## ASSIGNMENT A
According to the blog excerpt on Coq and Lisp, what was the writer able to show by the end of the first half-day of tinkering with Coq?
## ASSIGNMENT B
Reproduce word for word the part of the blog excerpt on Coq and Lisp starting with "Typographical values" and going on through "Lisp ever has.".
## ASSIGNMENT C
Resume the blog excerpt on Coq and Lisp after its last sentence.

By the end of the first half-day of tinkering with it, I was able to show that every lambda-term has a variable as a subterm. Doesn't sound too impressive, but when you see those nice lemmas and their proofs all written out and mechanically checked, you get a feeling of goodness on your insides. Plus, the hours I played with it just slipped away (though whether that's a good quality or a bad one is debatable). You heard it here first, folks, Ezra elias kilty Cooper gives Coq the thumbs up.

September 1, 2006

Typographical values

Tim Bray has been learning up on Ruby lately, and his comparison of it with the Lisp tradition is too tempting not to respond to:

... as I would have been if I didn't pre-empt it here, every MIT undergrad was doing this kind of thing in Lisp by 1970, isn’t it quaint that the world is catching up, etc etc.
And they’d have a point; but Python and Ruby seem to have oozed further into the mainstream than Lisp ever has.

“Why?” is an interesting question, and I think the biggest single piece of the answer is inheritance from Perl’s culture of ruthless practicality. In other words, not afraid to use syntax to make the point; things are generally lists, except when they’re not; attention to typographic values; building hashes and regexes into the language; not requiring you to ever say “lambda”. Any more?

I'll agree with some of those. Using "lambda" to mean "function" has probably turned a lot of people off Lisp. It's shame they didn't get over that geeky pleasure earlier.

## RECORDS

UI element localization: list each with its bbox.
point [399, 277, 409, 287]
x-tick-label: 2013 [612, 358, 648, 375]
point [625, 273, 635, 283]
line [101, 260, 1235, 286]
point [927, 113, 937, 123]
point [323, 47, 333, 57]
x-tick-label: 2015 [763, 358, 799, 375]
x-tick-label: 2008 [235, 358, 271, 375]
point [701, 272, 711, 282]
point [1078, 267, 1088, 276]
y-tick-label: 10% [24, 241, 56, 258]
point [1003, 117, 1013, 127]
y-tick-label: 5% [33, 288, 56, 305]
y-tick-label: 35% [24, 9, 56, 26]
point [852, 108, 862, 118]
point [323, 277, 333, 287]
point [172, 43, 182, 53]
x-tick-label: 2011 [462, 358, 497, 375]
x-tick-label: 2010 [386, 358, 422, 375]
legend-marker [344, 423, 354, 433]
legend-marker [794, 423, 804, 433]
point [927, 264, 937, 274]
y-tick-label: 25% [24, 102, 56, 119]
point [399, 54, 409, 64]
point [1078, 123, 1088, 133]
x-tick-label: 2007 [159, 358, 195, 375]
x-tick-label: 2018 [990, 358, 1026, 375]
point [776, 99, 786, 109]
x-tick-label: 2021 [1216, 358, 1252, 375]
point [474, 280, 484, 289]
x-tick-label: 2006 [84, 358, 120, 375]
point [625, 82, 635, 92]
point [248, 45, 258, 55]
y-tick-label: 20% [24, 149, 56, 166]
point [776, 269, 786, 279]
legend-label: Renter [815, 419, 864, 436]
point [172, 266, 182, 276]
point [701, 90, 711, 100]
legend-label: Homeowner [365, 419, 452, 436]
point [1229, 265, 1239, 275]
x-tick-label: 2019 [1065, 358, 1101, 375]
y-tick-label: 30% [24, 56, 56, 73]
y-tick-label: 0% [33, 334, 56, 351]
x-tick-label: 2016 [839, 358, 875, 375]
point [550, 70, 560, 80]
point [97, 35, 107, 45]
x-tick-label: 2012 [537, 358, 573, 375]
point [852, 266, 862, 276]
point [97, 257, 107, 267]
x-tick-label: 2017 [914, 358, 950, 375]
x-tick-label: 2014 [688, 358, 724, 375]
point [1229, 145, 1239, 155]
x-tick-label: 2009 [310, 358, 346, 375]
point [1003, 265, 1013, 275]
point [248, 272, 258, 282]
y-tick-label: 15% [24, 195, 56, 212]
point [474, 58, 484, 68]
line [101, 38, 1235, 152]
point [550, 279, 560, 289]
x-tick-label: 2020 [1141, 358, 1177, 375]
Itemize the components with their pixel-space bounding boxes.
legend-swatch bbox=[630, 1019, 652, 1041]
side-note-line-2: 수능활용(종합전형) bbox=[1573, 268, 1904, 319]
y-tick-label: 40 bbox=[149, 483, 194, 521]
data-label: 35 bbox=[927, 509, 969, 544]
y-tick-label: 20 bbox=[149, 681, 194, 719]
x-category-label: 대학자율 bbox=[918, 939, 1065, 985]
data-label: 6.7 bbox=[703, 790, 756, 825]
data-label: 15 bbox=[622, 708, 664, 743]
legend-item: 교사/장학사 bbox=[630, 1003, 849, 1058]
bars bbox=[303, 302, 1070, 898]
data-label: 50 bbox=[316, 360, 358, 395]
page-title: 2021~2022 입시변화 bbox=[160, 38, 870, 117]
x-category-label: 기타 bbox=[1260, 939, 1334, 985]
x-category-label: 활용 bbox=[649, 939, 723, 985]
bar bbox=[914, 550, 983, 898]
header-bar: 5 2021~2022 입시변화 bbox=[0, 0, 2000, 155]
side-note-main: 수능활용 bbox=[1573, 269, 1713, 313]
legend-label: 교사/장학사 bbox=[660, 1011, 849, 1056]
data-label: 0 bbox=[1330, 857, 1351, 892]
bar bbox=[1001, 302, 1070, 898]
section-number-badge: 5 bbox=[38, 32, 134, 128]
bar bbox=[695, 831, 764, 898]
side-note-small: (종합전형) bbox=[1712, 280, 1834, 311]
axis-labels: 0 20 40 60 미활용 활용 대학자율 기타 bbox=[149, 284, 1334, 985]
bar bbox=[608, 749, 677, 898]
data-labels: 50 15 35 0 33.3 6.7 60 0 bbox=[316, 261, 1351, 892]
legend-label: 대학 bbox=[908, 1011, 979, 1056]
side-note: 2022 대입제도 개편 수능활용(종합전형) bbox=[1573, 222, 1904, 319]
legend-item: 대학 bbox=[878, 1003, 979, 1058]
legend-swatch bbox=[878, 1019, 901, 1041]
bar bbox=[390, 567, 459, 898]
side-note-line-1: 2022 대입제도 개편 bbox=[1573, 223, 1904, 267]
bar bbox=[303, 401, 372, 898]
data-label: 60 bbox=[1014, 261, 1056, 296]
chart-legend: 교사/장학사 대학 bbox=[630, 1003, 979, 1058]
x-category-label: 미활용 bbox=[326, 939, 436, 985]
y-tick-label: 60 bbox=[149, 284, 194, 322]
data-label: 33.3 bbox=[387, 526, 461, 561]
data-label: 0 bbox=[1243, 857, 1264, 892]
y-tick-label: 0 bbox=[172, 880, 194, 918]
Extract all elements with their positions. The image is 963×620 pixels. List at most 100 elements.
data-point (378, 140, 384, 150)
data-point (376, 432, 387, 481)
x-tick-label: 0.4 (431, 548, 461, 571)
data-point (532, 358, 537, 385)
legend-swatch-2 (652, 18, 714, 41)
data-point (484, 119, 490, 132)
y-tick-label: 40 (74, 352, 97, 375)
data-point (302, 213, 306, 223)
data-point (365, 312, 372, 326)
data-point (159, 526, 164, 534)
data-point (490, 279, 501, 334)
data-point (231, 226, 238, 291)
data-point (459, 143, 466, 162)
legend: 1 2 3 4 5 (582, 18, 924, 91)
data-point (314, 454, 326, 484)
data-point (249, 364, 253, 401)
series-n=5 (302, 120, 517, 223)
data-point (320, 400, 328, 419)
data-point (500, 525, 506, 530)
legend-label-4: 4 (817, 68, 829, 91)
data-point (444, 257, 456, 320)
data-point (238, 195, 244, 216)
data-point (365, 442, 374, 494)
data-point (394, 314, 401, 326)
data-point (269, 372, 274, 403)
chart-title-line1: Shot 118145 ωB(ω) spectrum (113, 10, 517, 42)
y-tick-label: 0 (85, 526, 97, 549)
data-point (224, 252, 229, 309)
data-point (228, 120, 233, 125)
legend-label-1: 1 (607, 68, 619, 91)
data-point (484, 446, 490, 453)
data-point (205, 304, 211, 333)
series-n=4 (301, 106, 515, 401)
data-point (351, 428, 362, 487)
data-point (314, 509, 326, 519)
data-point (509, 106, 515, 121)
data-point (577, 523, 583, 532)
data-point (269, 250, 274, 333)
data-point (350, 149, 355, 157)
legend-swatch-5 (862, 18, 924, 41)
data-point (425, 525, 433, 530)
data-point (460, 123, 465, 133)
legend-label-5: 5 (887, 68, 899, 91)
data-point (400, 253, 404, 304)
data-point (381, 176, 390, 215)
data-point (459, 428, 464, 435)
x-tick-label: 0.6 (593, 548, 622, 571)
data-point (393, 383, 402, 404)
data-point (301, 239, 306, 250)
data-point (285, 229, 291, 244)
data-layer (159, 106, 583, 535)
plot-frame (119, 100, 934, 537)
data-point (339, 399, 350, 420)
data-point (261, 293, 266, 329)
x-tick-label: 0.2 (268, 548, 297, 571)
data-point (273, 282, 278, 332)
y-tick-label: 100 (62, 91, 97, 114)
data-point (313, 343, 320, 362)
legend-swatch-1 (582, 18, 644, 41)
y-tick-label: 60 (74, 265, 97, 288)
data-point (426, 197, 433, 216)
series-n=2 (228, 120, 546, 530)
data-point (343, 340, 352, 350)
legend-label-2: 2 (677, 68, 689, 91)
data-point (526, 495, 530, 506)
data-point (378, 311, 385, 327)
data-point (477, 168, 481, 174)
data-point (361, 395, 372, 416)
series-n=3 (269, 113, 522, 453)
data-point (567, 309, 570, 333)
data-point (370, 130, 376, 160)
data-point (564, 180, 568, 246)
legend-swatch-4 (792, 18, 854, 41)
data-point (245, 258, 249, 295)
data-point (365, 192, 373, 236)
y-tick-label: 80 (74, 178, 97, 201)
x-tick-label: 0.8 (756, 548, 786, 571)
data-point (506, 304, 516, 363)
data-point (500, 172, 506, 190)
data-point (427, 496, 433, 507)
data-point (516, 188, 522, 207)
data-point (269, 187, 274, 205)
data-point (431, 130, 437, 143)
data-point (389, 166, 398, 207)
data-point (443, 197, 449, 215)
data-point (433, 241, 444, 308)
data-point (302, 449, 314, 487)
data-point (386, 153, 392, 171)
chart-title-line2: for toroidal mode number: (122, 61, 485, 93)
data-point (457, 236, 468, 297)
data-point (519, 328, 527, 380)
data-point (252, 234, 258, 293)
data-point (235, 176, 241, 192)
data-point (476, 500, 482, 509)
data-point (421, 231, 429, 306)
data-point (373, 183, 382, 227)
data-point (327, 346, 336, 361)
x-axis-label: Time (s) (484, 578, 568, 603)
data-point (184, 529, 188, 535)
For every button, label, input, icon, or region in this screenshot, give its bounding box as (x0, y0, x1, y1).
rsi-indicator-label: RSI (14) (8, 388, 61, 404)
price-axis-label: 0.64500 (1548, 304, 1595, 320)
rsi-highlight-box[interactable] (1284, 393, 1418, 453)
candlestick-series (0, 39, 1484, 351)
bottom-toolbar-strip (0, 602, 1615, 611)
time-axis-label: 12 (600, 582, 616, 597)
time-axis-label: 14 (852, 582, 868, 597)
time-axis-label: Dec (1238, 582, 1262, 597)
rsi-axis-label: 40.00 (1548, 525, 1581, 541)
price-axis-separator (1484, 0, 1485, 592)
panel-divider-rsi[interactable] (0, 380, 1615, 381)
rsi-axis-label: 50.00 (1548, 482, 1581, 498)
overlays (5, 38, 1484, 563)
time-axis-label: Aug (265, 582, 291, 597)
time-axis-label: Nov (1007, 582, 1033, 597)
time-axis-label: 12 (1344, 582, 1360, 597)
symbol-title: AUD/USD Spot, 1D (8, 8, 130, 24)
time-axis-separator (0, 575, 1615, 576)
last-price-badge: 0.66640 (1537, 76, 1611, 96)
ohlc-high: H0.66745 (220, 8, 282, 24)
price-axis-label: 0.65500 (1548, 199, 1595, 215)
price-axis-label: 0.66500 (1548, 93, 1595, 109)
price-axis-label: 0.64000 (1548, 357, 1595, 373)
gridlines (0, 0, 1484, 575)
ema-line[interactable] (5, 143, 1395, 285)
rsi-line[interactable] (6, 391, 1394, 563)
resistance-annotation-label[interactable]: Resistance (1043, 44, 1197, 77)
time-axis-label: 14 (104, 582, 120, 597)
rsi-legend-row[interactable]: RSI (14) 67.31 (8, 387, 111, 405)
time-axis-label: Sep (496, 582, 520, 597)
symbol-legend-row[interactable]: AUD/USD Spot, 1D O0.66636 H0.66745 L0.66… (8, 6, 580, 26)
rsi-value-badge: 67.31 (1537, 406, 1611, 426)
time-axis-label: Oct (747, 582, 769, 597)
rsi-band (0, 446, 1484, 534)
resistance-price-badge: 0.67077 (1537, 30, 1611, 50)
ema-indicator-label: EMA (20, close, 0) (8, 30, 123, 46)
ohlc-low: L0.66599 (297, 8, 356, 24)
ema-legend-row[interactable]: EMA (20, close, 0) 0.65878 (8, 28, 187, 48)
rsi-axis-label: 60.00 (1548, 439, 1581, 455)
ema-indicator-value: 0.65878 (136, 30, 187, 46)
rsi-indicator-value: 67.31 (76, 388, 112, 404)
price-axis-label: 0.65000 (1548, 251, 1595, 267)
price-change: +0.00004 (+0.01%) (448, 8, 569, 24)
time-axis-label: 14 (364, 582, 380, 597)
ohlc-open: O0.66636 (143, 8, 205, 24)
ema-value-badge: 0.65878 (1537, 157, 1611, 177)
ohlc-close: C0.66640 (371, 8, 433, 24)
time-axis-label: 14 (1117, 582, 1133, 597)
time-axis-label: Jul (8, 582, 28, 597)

## WRITTEN REPLY A
That every lambda-term has a variable as a subterm.

## WRITTEN REPLY B
Typographical values

Tim Bray has been learning up on Ruby lately, and his comparison of it with the Lisp tradition is too tempting not to respond to:

... as I would have been if I didn't pre-empt it here, every MIT undergrad was doing this kind of thing in Lisp by 1970, isn’t it quaint that the world is catching up, etc etc.
And they’d have a point; but Python and Ruby seem to have oozed further into the mainstream than Lisp ever has.

## WRITTEN REPLY C
Building dictionaries into the language is a big step that's easy to underestimate: so many things are easily and efficiently done using that data structure.

I don't know what "not afraid to use syntax to make the point" means, nor "things are generally lists, except when they're not." Is there some oblique reference here that I don't get?

Of Tim's notes, the one difference between Lisp and the current crop of dynamic languages that's really critical in my opinion is "attention to typographic values." Ruby, Python, and Perl, to different degrees, are fun to read and write because they're fairly "concrete," in the artistic sense: the code looks like things.

It's a curious fact about Lisp that it originally had an infix notation with more ordinary symbols—the so-called M-expressions—but the abstract, parenthesis-heavy syntax (S-expressions (I use it in my prose (sometimes))) was more popular in that community, apparently because it was more susceptible to macros and meta-programming.

The vast majority of developments in the functional-programming world, after Lisp, have returned to more concrete syntax, and greater typographic values. ML and Haskell allow you to define an infix operator out of nearly any string of symbols, and library writers use this facility, though modestly. Matrix arithmetic is made easy to read, for example, by using mnemonic infix symbols for the relevant operations. Arrow-like operators are nice mnemonics for I/O, for piping data from producer to consumer, and for table lookups.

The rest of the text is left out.